──────── STORED DATA ────────
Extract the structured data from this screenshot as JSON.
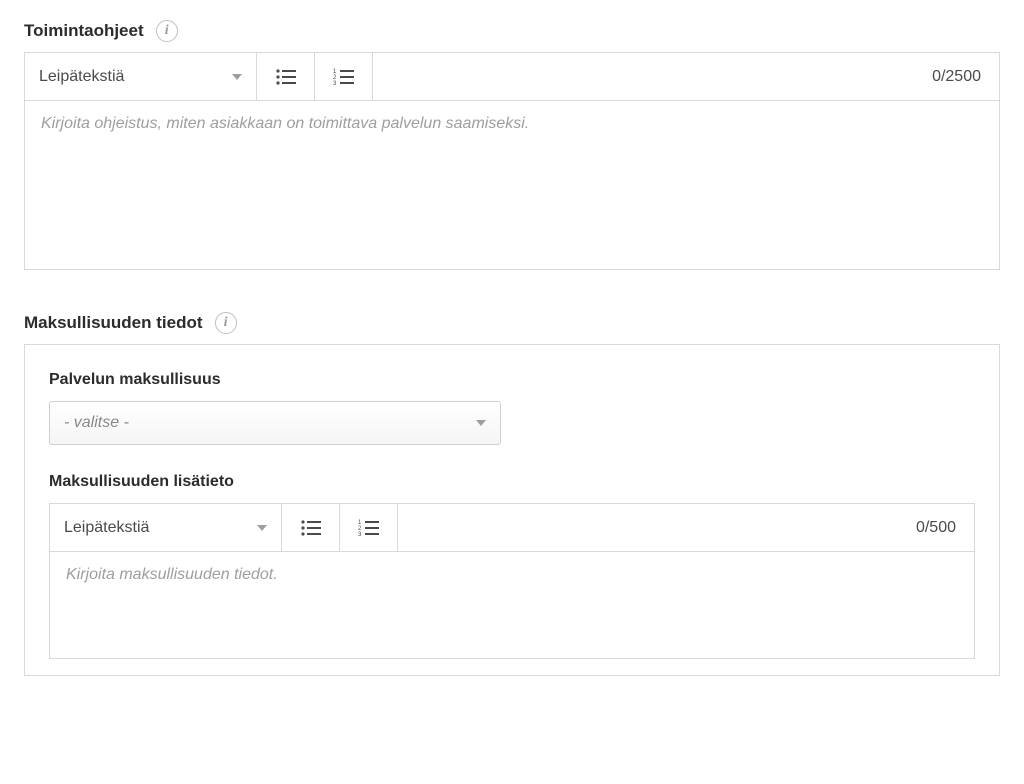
{
  "section1": {
    "title": "Toimintaohjeet",
    "editor": {
      "format_label": "Leipätekstiä",
      "char_count": "0/2500",
      "placeholder": "Kirjoita ohjeistus, miten asiakkaan on toimittava palvelun saamiseksi."
    }
  },
  "section2": {
    "title": "Maksullisuuden tiedot",
    "field1": {
      "label": "Palvelun maksullisuus",
      "selected": "- valitse -"
    },
    "field2": {
      "label": "Maksullisuuden lisätieto",
      "editor": {
        "format_label": "Leipätekstiä",
        "char_count": "0/500",
        "placeholder": "Kirjoita maksullisuuden tiedot."
      }
    }
  }
}
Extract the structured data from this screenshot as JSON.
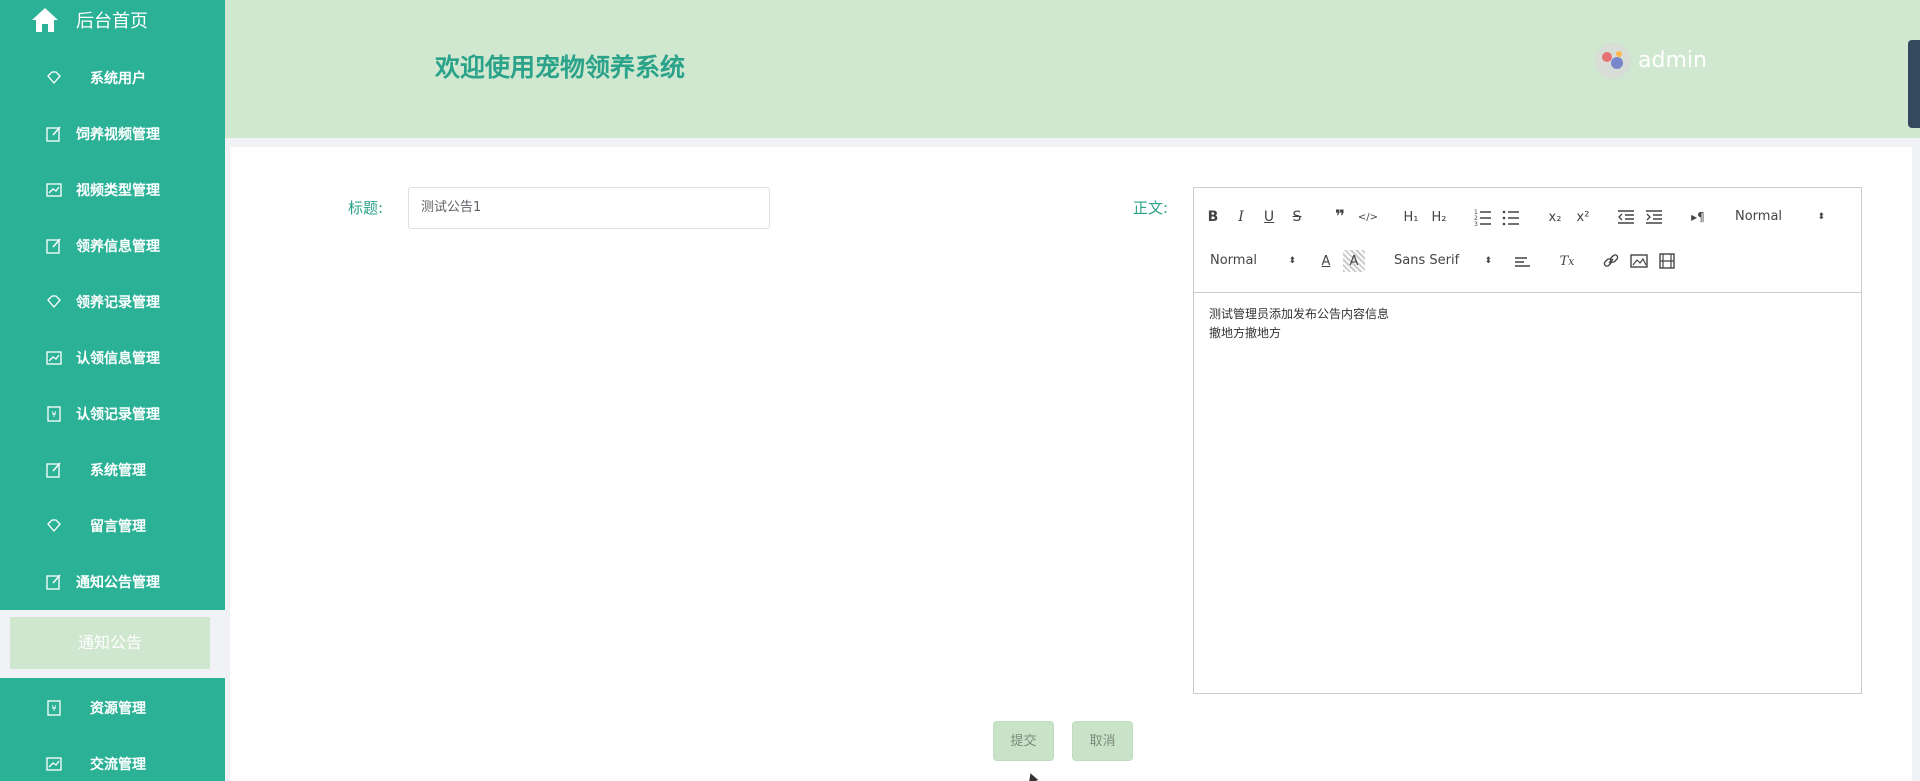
{
  "sidebar": {
    "home_label": "后台首页",
    "items": [
      {
        "label": "系统用户",
        "icon": "diamond-icon"
      },
      {
        "label": "饲养视频管理",
        "icon": "edit-icon"
      },
      {
        "label": "视频类型管理",
        "icon": "chart-icon"
      },
      {
        "label": "领养信息管理",
        "icon": "edit-icon"
      },
      {
        "label": "领养记录管理",
        "icon": "diamond-icon"
      },
      {
        "label": "认领信息管理",
        "icon": "chart-icon"
      },
      {
        "label": "认领记录管理",
        "icon": "money-icon"
      },
      {
        "label": "系统管理",
        "icon": "edit-icon"
      },
      {
        "label": "留言管理",
        "icon": "diamond-icon"
      },
      {
        "label": "通知公告管理",
        "icon": "edit-icon"
      },
      {
        "label": "资源管理",
        "icon": "money-icon"
      },
      {
        "label": "交流管理",
        "icon": "chart-icon"
      }
    ],
    "active_sub": "通知公告"
  },
  "header": {
    "title": "欢迎使用宠物领养系统",
    "username": "admin"
  },
  "form": {
    "title_label": "标题:",
    "title_value": "测试公告1",
    "body_label": "正文:"
  },
  "editor": {
    "header_select": "Normal",
    "size_select": "Normal",
    "font_select": "Sans Serif",
    "content_lines": [
      "测试管理员添加发布公告内容信息",
      "撤地方撤地方"
    ]
  },
  "buttons": {
    "submit": "提交",
    "cancel": "取消"
  },
  "colors": {
    "sidebar": "#2bb195",
    "header": "#d0e8d0",
    "accent": "#2ba38a"
  }
}
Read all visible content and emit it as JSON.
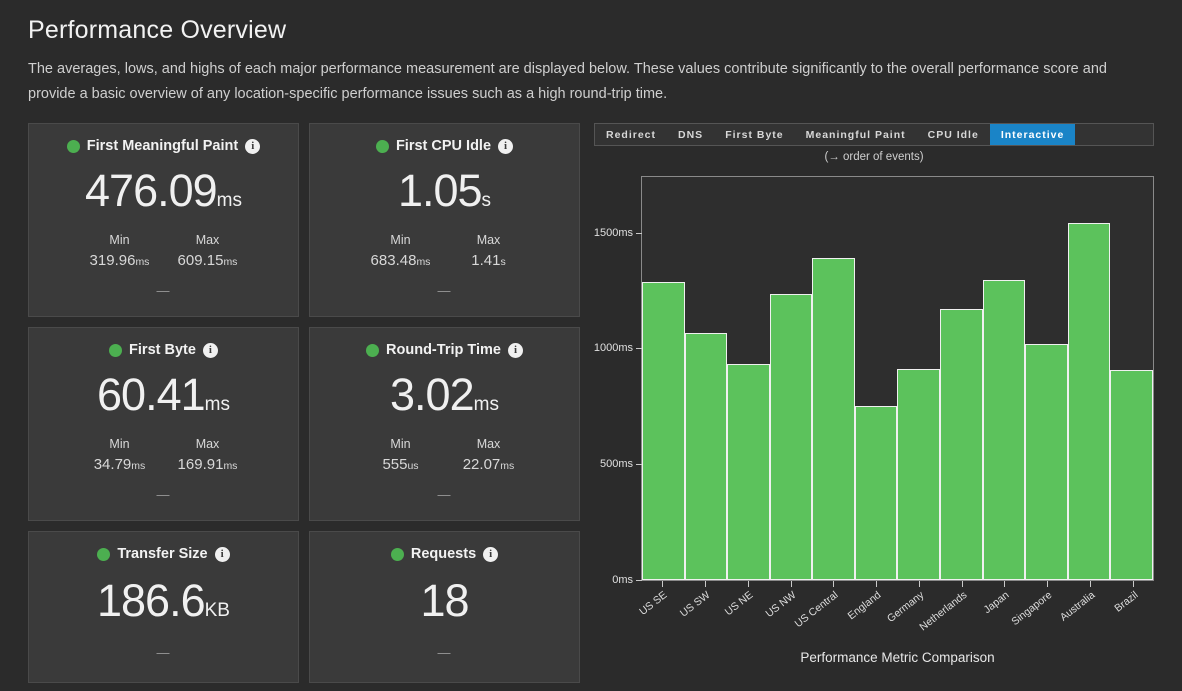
────────
• DIRECTIONS FOR THIS TASK:
From the material above, gather all lines that include the string "tiedot" and copy them.

• SOLUTION TO THIS TASK:
    "title": "Maksullisuuden tiedot",
        "placeholder": "Kirjoita maksullisuuden tiedot."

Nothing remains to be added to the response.